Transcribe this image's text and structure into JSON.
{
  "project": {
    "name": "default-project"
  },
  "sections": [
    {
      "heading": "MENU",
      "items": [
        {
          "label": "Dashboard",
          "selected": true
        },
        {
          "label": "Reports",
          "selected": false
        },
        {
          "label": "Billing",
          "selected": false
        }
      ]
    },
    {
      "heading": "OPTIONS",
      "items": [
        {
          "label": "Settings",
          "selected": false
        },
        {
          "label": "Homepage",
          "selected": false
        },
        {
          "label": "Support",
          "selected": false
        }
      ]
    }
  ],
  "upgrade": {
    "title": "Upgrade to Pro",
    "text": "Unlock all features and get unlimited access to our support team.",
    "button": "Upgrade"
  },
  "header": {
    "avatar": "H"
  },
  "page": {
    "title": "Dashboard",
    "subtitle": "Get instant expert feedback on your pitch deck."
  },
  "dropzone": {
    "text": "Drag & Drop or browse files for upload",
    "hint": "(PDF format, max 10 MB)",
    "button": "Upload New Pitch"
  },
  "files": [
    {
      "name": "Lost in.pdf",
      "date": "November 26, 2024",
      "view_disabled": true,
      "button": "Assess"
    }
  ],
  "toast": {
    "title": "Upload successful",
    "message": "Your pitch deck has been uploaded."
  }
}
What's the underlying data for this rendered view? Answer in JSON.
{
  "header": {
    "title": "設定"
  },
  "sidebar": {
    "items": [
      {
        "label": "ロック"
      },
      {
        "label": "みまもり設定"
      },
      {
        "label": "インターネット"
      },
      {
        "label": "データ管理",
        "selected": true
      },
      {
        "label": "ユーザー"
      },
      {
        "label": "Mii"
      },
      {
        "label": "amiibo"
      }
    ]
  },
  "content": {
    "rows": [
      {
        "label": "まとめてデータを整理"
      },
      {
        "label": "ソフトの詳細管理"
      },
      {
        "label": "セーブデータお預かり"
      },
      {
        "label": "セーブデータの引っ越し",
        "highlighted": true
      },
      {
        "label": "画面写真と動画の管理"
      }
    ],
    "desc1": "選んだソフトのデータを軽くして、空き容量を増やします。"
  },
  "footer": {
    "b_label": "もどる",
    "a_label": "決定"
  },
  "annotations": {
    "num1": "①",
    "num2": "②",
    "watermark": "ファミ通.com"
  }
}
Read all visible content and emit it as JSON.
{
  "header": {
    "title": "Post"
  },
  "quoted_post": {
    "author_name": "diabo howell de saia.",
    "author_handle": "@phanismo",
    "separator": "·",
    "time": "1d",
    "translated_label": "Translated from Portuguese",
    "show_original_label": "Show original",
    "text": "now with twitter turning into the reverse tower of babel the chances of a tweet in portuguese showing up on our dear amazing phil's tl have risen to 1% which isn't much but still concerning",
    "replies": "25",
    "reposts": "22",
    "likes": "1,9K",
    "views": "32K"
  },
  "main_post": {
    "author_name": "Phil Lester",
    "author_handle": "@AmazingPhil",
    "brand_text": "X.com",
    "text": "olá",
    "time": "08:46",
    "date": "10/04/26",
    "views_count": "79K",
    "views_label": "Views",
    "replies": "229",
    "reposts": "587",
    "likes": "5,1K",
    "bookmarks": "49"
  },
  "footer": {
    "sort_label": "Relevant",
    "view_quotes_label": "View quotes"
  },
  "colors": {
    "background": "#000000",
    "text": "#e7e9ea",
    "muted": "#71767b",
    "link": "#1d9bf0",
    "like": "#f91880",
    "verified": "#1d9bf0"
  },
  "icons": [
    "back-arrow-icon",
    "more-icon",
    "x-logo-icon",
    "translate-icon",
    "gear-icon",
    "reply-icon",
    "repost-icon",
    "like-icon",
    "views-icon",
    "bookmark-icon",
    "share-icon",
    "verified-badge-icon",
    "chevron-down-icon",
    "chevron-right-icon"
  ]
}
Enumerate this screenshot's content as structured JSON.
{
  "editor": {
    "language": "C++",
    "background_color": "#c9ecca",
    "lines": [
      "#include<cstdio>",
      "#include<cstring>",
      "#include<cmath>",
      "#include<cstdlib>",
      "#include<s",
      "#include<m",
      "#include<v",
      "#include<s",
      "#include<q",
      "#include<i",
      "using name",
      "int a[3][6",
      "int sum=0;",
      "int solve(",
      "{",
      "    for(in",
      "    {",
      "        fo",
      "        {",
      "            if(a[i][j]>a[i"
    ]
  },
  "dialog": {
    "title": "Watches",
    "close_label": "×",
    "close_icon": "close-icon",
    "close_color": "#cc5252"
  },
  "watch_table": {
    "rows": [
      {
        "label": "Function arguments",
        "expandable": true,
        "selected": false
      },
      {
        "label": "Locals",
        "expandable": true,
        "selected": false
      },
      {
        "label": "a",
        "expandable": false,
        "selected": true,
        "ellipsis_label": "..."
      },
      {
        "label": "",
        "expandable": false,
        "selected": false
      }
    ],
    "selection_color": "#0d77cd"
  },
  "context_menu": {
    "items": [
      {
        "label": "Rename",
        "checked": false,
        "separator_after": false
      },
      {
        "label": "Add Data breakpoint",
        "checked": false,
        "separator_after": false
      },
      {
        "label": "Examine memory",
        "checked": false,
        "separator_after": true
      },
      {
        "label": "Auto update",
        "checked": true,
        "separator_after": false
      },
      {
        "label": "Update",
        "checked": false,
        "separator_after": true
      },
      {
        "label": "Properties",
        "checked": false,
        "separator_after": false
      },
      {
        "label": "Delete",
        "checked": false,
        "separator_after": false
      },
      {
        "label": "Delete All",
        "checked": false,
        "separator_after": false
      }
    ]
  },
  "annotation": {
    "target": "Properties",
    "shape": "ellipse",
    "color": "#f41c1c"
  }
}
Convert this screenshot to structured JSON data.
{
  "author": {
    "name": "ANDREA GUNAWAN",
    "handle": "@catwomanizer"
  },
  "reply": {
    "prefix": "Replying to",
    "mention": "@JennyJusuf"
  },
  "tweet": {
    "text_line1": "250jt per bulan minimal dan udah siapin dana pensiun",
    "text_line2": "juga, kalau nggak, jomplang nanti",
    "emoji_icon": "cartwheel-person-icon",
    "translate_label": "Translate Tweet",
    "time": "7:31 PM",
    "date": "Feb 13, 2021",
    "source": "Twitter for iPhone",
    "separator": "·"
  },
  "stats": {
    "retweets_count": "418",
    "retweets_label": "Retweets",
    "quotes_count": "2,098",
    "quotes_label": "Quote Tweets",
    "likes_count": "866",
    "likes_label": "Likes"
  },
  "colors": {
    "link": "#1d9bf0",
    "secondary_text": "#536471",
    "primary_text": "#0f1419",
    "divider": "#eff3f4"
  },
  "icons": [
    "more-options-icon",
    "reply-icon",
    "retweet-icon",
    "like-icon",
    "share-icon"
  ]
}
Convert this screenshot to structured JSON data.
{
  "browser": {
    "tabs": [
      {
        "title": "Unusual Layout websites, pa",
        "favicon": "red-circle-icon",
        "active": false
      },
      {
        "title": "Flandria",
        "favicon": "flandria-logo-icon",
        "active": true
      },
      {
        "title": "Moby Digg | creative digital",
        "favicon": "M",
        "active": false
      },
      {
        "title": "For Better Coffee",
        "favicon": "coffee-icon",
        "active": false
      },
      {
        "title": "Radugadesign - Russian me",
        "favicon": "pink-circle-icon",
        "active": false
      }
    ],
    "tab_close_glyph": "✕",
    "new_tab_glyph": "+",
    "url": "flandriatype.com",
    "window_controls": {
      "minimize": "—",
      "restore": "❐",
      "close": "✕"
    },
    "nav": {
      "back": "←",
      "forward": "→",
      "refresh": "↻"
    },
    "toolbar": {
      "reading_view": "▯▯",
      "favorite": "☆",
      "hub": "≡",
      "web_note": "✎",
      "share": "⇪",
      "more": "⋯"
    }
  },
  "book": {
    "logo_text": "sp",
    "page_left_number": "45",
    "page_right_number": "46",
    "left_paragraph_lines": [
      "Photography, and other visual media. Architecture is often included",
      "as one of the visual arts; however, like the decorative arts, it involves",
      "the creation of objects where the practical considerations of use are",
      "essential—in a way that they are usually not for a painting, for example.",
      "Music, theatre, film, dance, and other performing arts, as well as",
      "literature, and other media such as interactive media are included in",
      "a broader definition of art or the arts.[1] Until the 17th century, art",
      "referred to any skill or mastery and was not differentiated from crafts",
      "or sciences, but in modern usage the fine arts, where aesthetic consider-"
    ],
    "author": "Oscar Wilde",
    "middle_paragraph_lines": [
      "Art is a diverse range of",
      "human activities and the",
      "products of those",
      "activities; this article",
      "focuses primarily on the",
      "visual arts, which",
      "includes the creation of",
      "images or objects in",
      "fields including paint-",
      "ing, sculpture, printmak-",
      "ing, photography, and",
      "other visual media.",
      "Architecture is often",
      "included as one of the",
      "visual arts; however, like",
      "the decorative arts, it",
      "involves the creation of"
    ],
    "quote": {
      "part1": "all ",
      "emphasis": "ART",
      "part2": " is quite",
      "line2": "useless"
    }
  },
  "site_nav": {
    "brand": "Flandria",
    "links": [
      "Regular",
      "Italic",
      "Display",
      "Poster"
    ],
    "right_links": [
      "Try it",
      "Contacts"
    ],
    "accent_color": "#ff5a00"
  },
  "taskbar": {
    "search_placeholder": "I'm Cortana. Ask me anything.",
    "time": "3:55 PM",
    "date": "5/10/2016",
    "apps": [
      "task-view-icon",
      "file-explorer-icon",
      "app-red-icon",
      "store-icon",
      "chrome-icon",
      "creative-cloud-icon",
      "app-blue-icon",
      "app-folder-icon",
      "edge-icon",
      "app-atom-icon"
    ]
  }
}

________________________________________

TASK DIRECTIONS:
Only lines that contain the word "involves" are wanted; copy each of them.

FULL OUTPUT:
      "as one of the visual arts; however, like the decorative arts, it involves",
      "involves the creation of"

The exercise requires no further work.